— START —

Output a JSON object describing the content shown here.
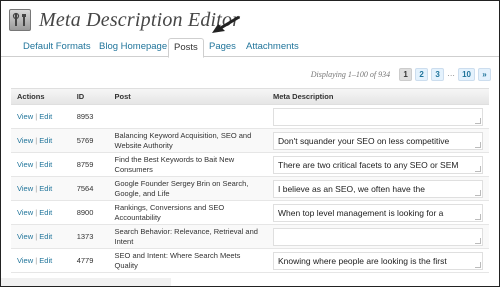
{
  "header": {
    "title": "Meta Description Editor"
  },
  "tabs": [
    {
      "label": "Default Formats"
    },
    {
      "label": "Blog Homepage"
    },
    {
      "label": "Posts"
    },
    {
      "label": "Pages"
    },
    {
      "label": "Attachments"
    }
  ],
  "pagination": {
    "displaying": "Displaying 1–100 of 934",
    "pages": [
      "1",
      "2",
      "3",
      "…",
      "10",
      "»"
    ]
  },
  "table": {
    "headers": [
      "Actions",
      "ID",
      "Post",
      "Meta Description"
    ],
    "view_label": "View",
    "edit_label": "Edit",
    "separator": "|",
    "rows": [
      {
        "id": "8953",
        "post": "",
        "description": ""
      },
      {
        "id": "5769",
        "post": "Balancing Keyword Acquisition, SEO and Website Authority",
        "description": "Don't squander your SEO on less competitive"
      },
      {
        "id": "8759",
        "post": "Find the Best Keywords to Bait New Consumers",
        "description": "There are two critical facets to any SEO or SEM"
      },
      {
        "id": "7564",
        "post": "Google Founder Sergey Brin on Search, Google, and Life",
        "description": "I believe as an SEO, we often have the"
      },
      {
        "id": "8900",
        "post": "Rankings, Conversions and SEO Accountability",
        "description": "When top level management is looking for a"
      },
      {
        "id": "1373",
        "post": "Search Behavior: Relevance, Retrieval and Intent",
        "description": ""
      },
      {
        "id": "4779",
        "post": "SEO and Intent: Where Search Meets Quality",
        "description": "Knowing where people are looking is the first"
      }
    ]
  }
}
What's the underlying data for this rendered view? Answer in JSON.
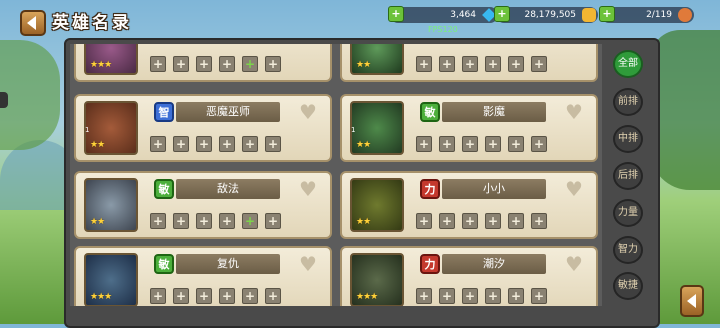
{
  "header": {
    "title": "英雄名录"
  },
  "resources": [
    {
      "value": "3,464",
      "icon": "diamond-icon"
    },
    {
      "value": "28,179,505",
      "icon": "gold-icon"
    },
    {
      "value": "2/119",
      "icon": "potion-icon"
    }
  ],
  "fps": "FPS120",
  "tabs": [
    "全部",
    "前排",
    "中排",
    "后排",
    "力量",
    "智力",
    "敏捷"
  ],
  "heroes": [
    {
      "name": "",
      "attr": "",
      "stars": "★★★"
    },
    {
      "name": "",
      "attr": "",
      "stars": "★★"
    },
    {
      "name": "恶魔巫师",
      "attr": "智",
      "stars": "★★"
    },
    {
      "name": "影魔",
      "attr": "敏",
      "stars": "★★"
    },
    {
      "name": "敌法",
      "attr": "敏",
      "stars": "★★"
    },
    {
      "name": "小小",
      "attr": "力",
      "stars": "★★"
    },
    {
      "name": "复仇",
      "attr": "敏",
      "stars": "★★★"
    },
    {
      "name": "潮汐",
      "attr": "力",
      "stars": "★★★"
    }
  ],
  "slot_symbol": "+"
}
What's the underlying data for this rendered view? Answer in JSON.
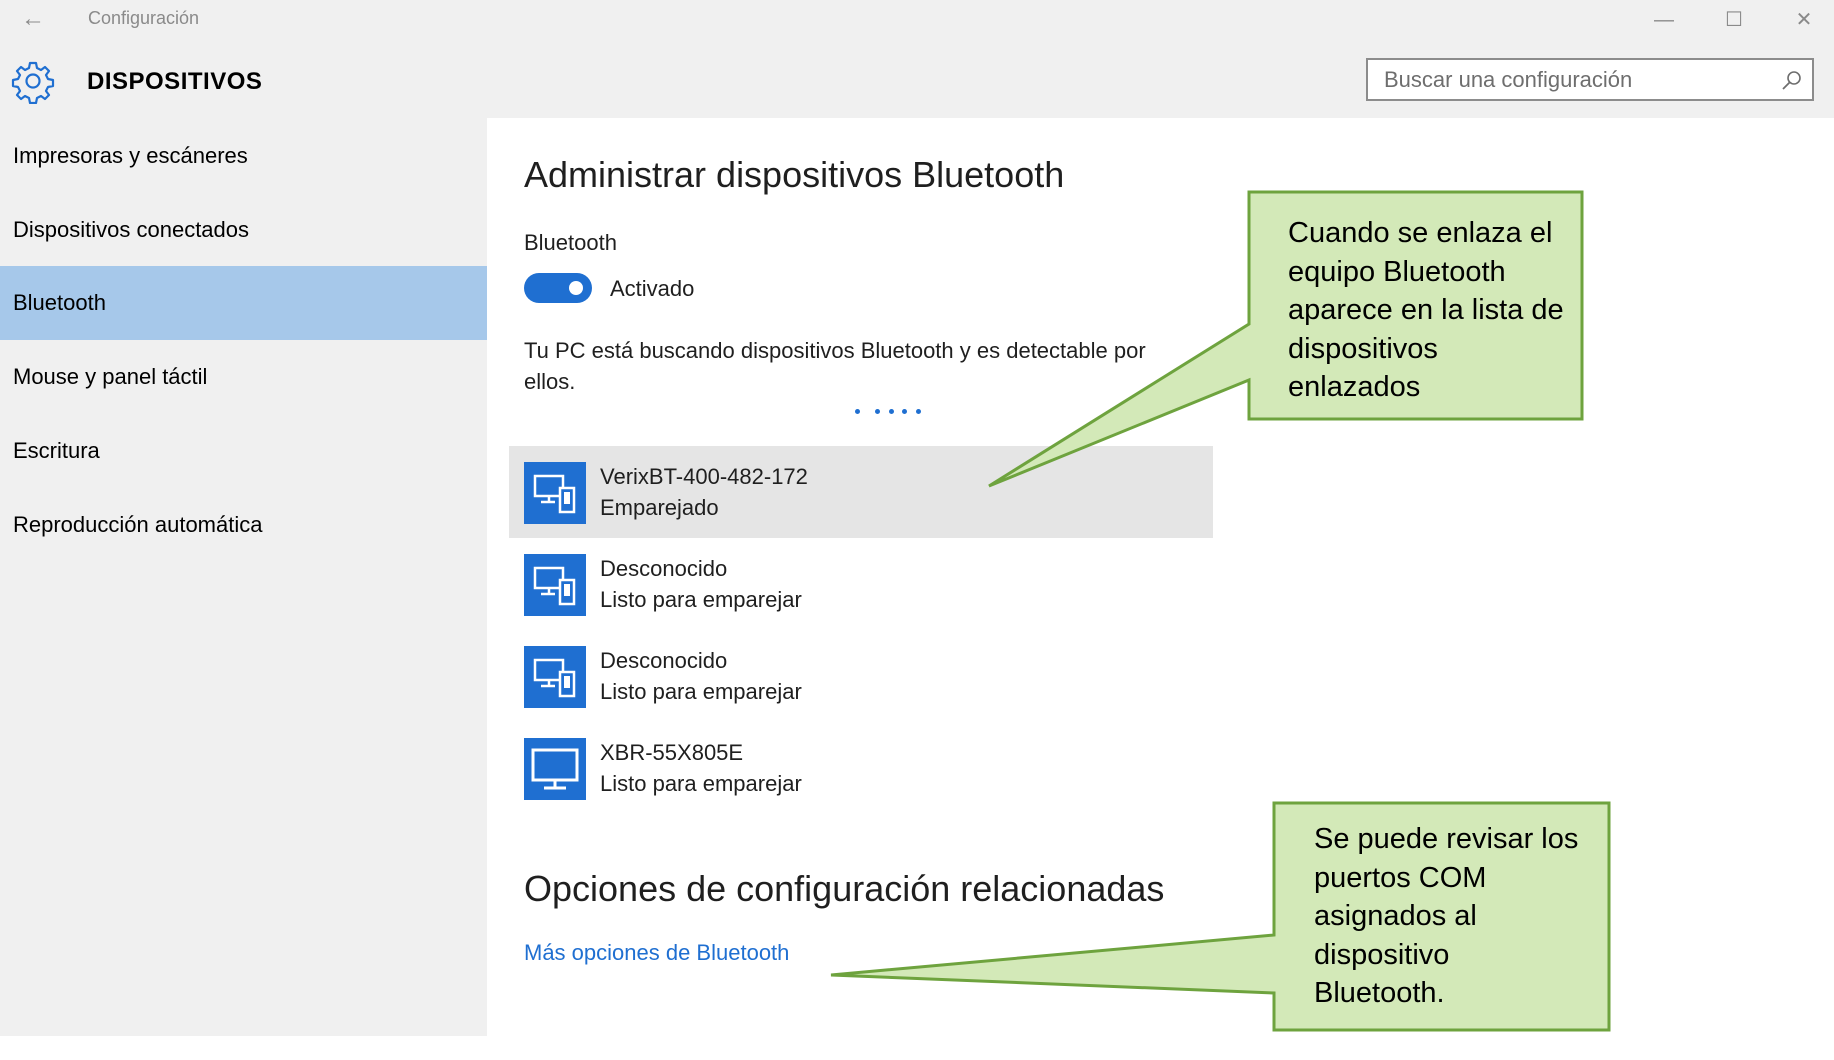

— END —

* _Job_
Retype every record above exactly as written, but leave out the pictures.

* _Solution_
Output a JSON object describing the content shown here.
{
  "header": {
    "title": "Meta Description Editor"
  },
  "tabs": [
    {
      "label": "Default Formats"
    },
    {
      "label": "Blog Homepage"
    },
    {
      "label": "Posts"
    },
    {
      "label": "Pages"
    },
    {
      "label": "Attachments"
    }
  ],
  "pagination": {
    "displaying": "Displaying 1–100 of 934",
    "pages": [
      "1",
      "2",
      "3",
      "…",
      "10",
      "»"
    ]
  },
  "table": {
    "headers": [
      "Actions",
      "ID",
      "Post",
      "Meta Description"
    ],
    "view_label": "View",
    "edit_label": "Edit",
    "separator": "|",
    "rows": [
      {
        "id": "8953",
        "post": "",
        "description": ""
      },
      {
        "id": "5769",
        "post": "Balancing Keyword Acquisition, SEO and Website Authority",
        "description": "Don't squander your SEO on less competitive"
      },
      {
        "id": "8759",
        "post": "Find the Best Keywords to Bait New Consumers",
        "description": "There are two critical facets to any SEO or SEM"
      },
      {
        "id": "7564",
        "post": "Google Founder Sergey Brin on Search, Google, and Life",
        "description": "I believe as an SEO, we often have the"
      },
      {
        "id": "8900",
        "post": "Rankings, Conversions and SEO Accountability",
        "description": "When top level management is looking for a"
      },
      {
        "id": "1373",
        "post": "Search Behavior: Relevance, Retrieval and Intent",
        "description": ""
      },
      {
        "id": "4779",
        "post": "SEO and Intent: Where Search Meets Quality",
        "description": "Knowing where people are looking is the first"
      }
    ]
  }
}
What's the underlying data for this rendered view? Answer in JSON.
{
  "header": {
    "title": "英雄名录"
  },
  "resources": [
    {
      "value": "3,464",
      "icon": "diamond-icon"
    },
    {
      "value": "28,179,505",
      "icon": "gold-icon"
    },
    {
      "value": "2/119",
      "icon": "potion-icon"
    }
  ],
  "fps": "FPS120",
  "tabs": [
    "全部",
    "前排",
    "中排",
    "后排",
    "力量",
    "智力",
    "敏捷"
  ],
  "heroes": [
    {
      "name": "",
      "attr": "",
      "stars": "★★★"
    },
    {
      "name": "",
      "attr": "",
      "stars": "★★"
    },
    {
      "name": "恶魔巫师",
      "attr": "智",
      "stars": "★★"
    },
    {
      "name": "影魔",
      "attr": "敏",
      "stars": "★★"
    },
    {
      "name": "敌法",
      "attr": "敏",
      "stars": "★★"
    },
    {
      "name": "小小",
      "attr": "力",
      "stars": "★★"
    },
    {
      "name": "复仇",
      "attr": "敏",
      "stars": "★★★"
    },
    {
      "name": "潮汐",
      "attr": "力",
      "stars": "★★★"
    }
  ],
  "slot_symbol": "+"
}
What's the underlying data for this rendered view? Answer in JSON.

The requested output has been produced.